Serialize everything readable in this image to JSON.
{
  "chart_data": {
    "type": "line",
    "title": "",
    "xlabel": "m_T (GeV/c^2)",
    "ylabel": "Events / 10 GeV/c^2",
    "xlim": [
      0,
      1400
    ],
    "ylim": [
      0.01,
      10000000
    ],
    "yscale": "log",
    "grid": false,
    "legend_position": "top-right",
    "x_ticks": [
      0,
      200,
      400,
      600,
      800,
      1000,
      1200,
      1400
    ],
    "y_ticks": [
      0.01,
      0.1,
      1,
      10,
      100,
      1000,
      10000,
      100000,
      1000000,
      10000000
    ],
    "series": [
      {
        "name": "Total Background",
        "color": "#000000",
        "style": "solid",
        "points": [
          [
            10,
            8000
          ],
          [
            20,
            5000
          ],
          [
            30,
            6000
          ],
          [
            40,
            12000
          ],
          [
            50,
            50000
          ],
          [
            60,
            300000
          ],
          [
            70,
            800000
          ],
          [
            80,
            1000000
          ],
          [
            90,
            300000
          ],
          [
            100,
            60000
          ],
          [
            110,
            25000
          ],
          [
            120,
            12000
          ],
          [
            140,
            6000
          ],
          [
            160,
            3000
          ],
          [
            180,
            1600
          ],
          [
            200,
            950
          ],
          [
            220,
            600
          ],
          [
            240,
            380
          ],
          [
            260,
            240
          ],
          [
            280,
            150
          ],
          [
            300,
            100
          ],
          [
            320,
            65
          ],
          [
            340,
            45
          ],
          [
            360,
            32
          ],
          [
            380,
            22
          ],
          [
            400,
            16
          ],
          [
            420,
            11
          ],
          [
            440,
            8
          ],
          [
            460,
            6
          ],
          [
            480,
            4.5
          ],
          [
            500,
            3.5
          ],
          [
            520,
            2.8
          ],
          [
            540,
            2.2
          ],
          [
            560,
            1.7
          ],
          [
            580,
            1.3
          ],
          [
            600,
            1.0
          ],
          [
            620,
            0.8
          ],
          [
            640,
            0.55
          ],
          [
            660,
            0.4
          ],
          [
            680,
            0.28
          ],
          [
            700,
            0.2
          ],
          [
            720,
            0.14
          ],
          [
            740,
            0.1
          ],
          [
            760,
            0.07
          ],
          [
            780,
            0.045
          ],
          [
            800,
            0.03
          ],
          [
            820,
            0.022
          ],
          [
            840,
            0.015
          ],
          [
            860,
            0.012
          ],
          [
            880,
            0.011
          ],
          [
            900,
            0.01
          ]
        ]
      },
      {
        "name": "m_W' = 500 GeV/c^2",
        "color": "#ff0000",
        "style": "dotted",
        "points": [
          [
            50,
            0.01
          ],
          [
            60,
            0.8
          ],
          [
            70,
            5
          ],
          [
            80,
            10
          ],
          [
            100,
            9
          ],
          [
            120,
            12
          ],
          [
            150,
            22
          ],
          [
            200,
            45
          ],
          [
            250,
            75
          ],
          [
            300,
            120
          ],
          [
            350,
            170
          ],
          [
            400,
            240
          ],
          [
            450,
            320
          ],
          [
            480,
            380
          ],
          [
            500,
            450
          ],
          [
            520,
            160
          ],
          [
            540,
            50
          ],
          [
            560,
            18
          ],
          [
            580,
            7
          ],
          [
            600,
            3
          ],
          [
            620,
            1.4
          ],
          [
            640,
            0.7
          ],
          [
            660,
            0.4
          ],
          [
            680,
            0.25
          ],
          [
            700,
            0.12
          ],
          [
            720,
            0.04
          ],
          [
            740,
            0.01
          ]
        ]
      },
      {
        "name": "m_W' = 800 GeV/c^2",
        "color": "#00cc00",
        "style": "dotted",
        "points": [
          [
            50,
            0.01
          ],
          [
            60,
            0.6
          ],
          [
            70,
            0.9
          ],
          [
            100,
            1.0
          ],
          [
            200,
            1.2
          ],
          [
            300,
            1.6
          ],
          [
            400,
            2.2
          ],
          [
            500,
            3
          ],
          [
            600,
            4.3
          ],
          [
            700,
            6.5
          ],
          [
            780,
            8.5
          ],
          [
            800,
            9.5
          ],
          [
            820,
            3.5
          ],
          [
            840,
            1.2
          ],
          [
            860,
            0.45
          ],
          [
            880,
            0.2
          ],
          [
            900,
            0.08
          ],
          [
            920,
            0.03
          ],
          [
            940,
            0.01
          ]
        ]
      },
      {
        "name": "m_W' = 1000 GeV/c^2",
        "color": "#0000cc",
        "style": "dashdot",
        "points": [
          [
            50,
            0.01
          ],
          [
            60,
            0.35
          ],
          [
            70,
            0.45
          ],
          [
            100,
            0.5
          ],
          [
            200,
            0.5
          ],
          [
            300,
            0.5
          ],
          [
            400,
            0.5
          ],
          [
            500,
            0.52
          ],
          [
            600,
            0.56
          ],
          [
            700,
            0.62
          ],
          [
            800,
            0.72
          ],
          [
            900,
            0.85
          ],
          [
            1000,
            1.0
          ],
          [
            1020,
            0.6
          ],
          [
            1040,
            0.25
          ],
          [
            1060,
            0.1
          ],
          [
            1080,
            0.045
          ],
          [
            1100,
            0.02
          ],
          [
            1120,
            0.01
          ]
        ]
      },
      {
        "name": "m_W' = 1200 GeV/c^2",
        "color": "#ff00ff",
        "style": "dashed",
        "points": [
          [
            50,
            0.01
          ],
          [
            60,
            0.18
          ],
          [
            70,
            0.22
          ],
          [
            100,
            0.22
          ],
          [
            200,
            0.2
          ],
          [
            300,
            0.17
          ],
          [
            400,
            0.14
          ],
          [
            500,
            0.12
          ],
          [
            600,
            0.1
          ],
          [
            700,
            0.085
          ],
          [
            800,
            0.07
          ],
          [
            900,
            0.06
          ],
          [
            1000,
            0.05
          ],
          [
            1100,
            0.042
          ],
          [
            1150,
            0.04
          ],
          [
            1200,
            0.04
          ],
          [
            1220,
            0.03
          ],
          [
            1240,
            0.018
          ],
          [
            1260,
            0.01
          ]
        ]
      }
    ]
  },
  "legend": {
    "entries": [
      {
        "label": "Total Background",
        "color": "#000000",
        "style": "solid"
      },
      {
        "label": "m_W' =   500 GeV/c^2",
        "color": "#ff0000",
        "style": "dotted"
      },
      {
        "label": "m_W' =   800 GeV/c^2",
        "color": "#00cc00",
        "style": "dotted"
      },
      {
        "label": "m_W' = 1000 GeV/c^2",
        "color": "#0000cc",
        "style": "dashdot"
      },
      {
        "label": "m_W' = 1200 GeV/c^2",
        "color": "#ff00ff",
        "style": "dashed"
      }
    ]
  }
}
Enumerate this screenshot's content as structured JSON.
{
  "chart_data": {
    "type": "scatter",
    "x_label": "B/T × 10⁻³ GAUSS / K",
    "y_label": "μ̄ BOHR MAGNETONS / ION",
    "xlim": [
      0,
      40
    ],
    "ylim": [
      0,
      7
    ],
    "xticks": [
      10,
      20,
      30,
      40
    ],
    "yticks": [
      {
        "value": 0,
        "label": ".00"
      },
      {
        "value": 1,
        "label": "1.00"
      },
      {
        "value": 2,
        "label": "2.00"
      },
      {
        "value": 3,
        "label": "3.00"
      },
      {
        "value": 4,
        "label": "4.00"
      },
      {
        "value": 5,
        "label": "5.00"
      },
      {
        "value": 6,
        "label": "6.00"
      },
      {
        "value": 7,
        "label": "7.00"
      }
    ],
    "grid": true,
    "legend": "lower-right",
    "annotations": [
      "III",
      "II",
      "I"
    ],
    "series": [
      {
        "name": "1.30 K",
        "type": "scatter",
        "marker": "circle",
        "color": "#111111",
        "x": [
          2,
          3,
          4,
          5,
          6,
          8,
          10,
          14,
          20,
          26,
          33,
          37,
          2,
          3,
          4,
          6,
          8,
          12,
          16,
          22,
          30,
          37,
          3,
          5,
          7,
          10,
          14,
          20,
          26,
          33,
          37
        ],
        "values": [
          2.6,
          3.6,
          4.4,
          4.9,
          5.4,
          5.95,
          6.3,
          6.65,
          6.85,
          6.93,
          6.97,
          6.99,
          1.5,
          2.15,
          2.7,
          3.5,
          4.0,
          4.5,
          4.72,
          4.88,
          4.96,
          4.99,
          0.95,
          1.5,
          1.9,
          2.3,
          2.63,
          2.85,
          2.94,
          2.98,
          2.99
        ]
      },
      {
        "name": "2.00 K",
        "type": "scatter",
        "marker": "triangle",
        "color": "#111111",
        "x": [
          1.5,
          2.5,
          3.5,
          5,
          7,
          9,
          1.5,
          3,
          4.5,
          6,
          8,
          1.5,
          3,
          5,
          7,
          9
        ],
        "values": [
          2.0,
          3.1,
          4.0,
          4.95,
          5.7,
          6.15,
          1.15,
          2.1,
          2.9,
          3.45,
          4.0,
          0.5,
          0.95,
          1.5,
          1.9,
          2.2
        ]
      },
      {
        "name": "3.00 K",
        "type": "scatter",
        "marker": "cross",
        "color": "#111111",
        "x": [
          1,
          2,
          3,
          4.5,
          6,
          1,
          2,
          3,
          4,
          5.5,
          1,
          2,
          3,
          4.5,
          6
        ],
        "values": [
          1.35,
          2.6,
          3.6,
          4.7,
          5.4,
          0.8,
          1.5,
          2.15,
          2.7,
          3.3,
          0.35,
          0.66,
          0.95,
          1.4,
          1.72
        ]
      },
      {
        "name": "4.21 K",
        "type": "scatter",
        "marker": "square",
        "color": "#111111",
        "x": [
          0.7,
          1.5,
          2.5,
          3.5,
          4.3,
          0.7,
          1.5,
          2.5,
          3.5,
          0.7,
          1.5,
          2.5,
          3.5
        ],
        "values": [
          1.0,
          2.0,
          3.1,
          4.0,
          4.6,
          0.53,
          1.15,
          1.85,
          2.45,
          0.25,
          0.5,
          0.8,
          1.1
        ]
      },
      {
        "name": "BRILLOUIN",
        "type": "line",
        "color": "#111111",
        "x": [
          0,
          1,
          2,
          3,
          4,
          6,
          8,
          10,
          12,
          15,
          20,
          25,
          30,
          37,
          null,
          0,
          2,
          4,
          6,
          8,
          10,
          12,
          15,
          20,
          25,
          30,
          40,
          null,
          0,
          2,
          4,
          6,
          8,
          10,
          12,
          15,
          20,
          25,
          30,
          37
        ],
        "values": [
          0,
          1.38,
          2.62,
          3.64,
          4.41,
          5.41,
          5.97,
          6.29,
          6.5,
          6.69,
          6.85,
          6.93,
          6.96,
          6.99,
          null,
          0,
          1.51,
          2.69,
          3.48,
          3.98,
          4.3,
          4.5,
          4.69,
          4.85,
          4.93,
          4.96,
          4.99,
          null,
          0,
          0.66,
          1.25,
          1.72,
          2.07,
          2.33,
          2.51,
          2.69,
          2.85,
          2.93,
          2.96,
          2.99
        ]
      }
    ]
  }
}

_WHAT NEEDS TO BE DONE_. Return all lines with the word "this" in them.

_THE SOLUTION_.
Serialize everything readable in this image to JSON.
Enumerate this screenshot's content as structured JSON.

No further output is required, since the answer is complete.